## What is expected:
Transcribe every entry word for word, leaving out all images.

Figure collection entries

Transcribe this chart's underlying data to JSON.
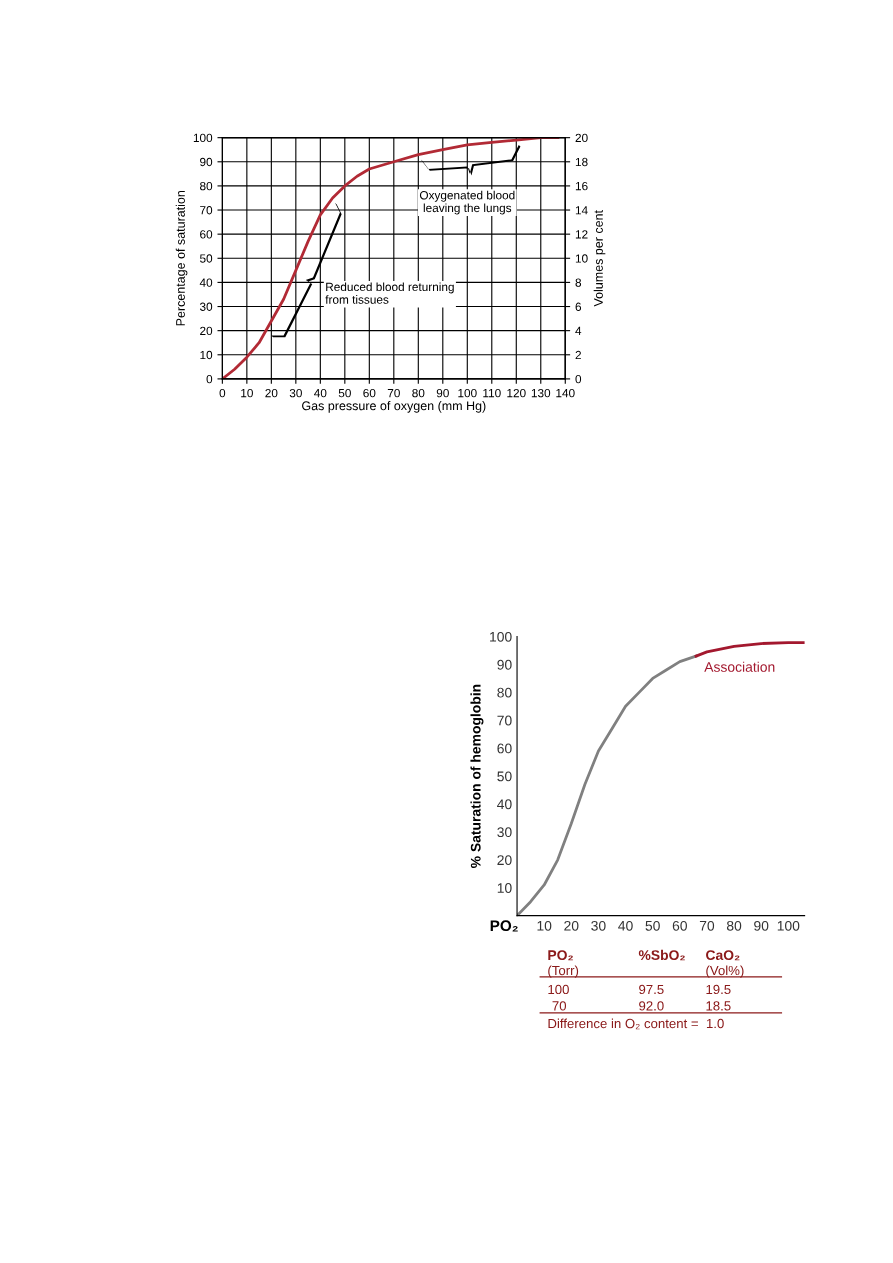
{
  "chart_data": [
    {
      "type": "line",
      "xlabel": "Gas pressure of oxygen (mm Hg)",
      "ylabel": "Percentage of saturation",
      "y2label": "Volumes per cent",
      "x": [
        0,
        5,
        10,
        15,
        20,
        25,
        30,
        35,
        40,
        45,
        50,
        55,
        60,
        70,
        80,
        90,
        100,
        110,
        120,
        130,
        137
      ],
      "series": [
        {
          "color": "#b22a35",
          "values": [
            0,
            4,
            9,
            15,
            24,
            33,
            45,
            57,
            68,
            75,
            80,
            84,
            87,
            90,
            93,
            95,
            97,
            98,
            99,
            100,
            100
          ]
        }
      ],
      "xlim": [
        0,
        140
      ],
      "xticks": [
        0,
        10,
        20,
        30,
        40,
        50,
        60,
        70,
        80,
        90,
        100,
        110,
        120,
        130,
        140
      ],
      "ylim": [
        0,
        100
      ],
      "yticks": [
        0,
        10,
        20,
        30,
        40,
        50,
        60,
        70,
        80,
        90,
        100
      ],
      "y2lim": [
        0,
        20
      ],
      "y2ticks": [
        0,
        2,
        4,
        6,
        8,
        10,
        12,
        14,
        16,
        18,
        20
      ],
      "grid": true,
      "legend": false,
      "annotations": [
        "Oxygenated blood\nleaving the lungs",
        "Reduced blood returning\nfrom tissues"
      ]
    },
    {
      "type": "line",
      "xlabel": "PO₂",
      "ylabel": "% Saturation of hemoglobin",
      "series": [
        {
          "color": "#808080",
          "x": [
            0,
            5,
            10,
            15,
            20,
            25,
            30,
            35,
            40,
            45,
            50,
            55,
            60,
            66
          ],
          "values": [
            0,
            5,
            11,
            20,
            33,
            47,
            59,
            67,
            75,
            80,
            85,
            88,
            91,
            93
          ]
        },
        {
          "name": "Association",
          "color": "#a3182e",
          "x": [
            66,
            70,
            80,
            90,
            100,
            106
          ],
          "values": [
            93,
            94.5,
            96.5,
            97.5,
            97.8,
            97.8
          ]
        }
      ],
      "xlim": [
        0,
        106
      ],
      "xticks": [
        10,
        20,
        30,
        40,
        50,
        60,
        70,
        80,
        90,
        100
      ],
      "ylim": [
        0,
        100
      ],
      "yticks": [
        10,
        20,
        30,
        40,
        50,
        60,
        70,
        80,
        90,
        100
      ],
      "grid": false,
      "legend": false,
      "annotations": [
        "PO₂",
        "%SbO₂",
        "CaO₂",
        "(Torr)",
        "(Vol%)",
        "100",
        "97.5",
        "19.5",
        "70",
        "92.0",
        "18.5",
        "Difference in O₂ content =  1.0"
      ]
    }
  ]
}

## Full solution:
Transcribe this chart's underlying data to JSON.
{
  "chart_data": [
    {
      "type": "line",
      "xlabel": "Gas pressure of oxygen (mm Hg)",
      "ylabel": "Percentage of saturation",
      "y2label": "Volumes per cent",
      "x": [
        0,
        5,
        10,
        15,
        20,
        25,
        30,
        35,
        40,
        45,
        50,
        55,
        60,
        70,
        80,
        90,
        100,
        110,
        120,
        130,
        137
      ],
      "series": [
        {
          "color": "#b22a35",
          "values": [
            0,
            4,
            9,
            15,
            24,
            33,
            45,
            57,
            68,
            75,
            80,
            84,
            87,
            90,
            93,
            95,
            97,
            98,
            99,
            100,
            100
          ]
        }
      ],
      "xlim": [
        0,
        140
      ],
      "xticks": [
        0,
        10,
        20,
        30,
        40,
        50,
        60,
        70,
        80,
        90,
        100,
        110,
        120,
        130,
        140
      ],
      "ylim": [
        0,
        100
      ],
      "yticks": [
        0,
        10,
        20,
        30,
        40,
        50,
        60,
        70,
        80,
        90,
        100
      ],
      "y2lim": [
        0,
        20
      ],
      "y2ticks": [
        0,
        2,
        4,
        6,
        8,
        10,
        12,
        14,
        16,
        18,
        20
      ],
      "grid": true,
      "legend": false,
      "annotations": [
        "Oxygenated blood\nleaving the lungs",
        "Reduced blood returning\nfrom tissues"
      ]
    },
    {
      "type": "line",
      "xlabel": "PO₂",
      "ylabel": "% Saturation of hemoglobin",
      "series": [
        {
          "color": "#808080",
          "x": [
            0,
            5,
            10,
            15,
            20,
            25,
            30,
            35,
            40,
            45,
            50,
            55,
            60,
            66
          ],
          "values": [
            0,
            5,
            11,
            20,
            33,
            47,
            59,
            67,
            75,
            80,
            85,
            88,
            91,
            93
          ]
        },
        {
          "name": "Association",
          "color": "#a3182e",
          "x": [
            66,
            70,
            80,
            90,
            100,
            106
          ],
          "values": [
            93,
            94.5,
            96.5,
            97.5,
            97.8,
            97.8
          ]
        }
      ],
      "xlim": [
        0,
        106
      ],
      "xticks": [
        10,
        20,
        30,
        40,
        50,
        60,
        70,
        80,
        90,
        100
      ],
      "ylim": [
        0,
        100
      ],
      "yticks": [
        10,
        20,
        30,
        40,
        50,
        60,
        70,
        80,
        90,
        100
      ],
      "grid": false,
      "legend": false,
      "annotations": [
        "PO₂",
        "%SbO₂",
        "CaO₂",
        "(Torr)",
        "(Vol%)",
        "100",
        "97.5",
        "19.5",
        "70",
        "92.0",
        "18.5",
        "Difference in O₂ content =  1.0"
      ]
    }
  ]
}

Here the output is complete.